[Collected data]

══════════

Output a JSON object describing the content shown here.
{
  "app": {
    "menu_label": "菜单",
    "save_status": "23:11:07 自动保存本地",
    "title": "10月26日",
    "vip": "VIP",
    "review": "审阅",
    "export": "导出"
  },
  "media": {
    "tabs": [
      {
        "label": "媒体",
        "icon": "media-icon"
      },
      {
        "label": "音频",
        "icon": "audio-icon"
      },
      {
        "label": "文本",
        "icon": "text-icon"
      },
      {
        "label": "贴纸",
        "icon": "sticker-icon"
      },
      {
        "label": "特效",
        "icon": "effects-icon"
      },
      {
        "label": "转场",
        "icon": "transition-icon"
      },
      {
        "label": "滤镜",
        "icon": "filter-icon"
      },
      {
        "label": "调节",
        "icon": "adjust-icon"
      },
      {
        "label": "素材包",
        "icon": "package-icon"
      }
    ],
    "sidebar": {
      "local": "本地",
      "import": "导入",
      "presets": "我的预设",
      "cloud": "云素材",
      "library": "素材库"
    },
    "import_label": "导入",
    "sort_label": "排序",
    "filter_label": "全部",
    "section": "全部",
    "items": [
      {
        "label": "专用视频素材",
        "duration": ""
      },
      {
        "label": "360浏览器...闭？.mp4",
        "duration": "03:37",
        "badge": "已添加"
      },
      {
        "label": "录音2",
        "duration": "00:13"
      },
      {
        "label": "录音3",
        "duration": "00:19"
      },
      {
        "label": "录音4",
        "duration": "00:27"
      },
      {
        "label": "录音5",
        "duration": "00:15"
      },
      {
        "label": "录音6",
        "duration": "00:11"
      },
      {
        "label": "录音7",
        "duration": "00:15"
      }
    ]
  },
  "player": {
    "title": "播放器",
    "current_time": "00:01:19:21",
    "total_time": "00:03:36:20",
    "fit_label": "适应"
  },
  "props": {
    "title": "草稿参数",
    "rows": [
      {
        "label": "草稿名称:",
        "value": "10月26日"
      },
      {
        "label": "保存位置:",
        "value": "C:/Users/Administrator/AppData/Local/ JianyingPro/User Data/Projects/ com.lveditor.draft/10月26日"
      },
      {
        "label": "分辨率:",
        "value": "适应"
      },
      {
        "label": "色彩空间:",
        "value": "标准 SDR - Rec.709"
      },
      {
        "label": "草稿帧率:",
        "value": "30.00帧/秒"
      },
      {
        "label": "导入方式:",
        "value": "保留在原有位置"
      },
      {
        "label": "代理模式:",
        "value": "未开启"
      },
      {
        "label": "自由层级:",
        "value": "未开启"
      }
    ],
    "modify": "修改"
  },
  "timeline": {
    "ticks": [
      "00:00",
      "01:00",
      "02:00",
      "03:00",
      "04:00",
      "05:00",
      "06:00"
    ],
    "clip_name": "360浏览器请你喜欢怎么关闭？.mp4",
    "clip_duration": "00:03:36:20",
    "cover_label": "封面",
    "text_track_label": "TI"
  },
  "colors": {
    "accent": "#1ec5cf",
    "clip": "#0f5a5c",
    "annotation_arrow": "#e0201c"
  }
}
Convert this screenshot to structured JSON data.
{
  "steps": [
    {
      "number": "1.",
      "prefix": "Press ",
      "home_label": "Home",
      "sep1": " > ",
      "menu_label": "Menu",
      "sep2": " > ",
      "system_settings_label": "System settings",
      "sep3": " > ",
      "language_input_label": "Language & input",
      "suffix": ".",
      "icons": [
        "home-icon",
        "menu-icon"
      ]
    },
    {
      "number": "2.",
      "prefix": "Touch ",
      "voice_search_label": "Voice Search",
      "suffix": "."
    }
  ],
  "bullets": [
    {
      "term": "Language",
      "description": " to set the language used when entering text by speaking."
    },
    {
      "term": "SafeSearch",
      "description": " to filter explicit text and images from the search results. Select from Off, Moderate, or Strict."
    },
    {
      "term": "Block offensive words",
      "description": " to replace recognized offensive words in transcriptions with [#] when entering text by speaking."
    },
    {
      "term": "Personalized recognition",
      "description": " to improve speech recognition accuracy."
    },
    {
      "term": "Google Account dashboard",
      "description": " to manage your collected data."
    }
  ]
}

══════════

• Requirement
From the data above, copy each line that has the string "term".

• Written solution
      "term": "Language",
      "term": "SafeSearch",
      "term": "Block offensive words",
      "term": "Personalized recognition",
      "term": "Google Account dashboard",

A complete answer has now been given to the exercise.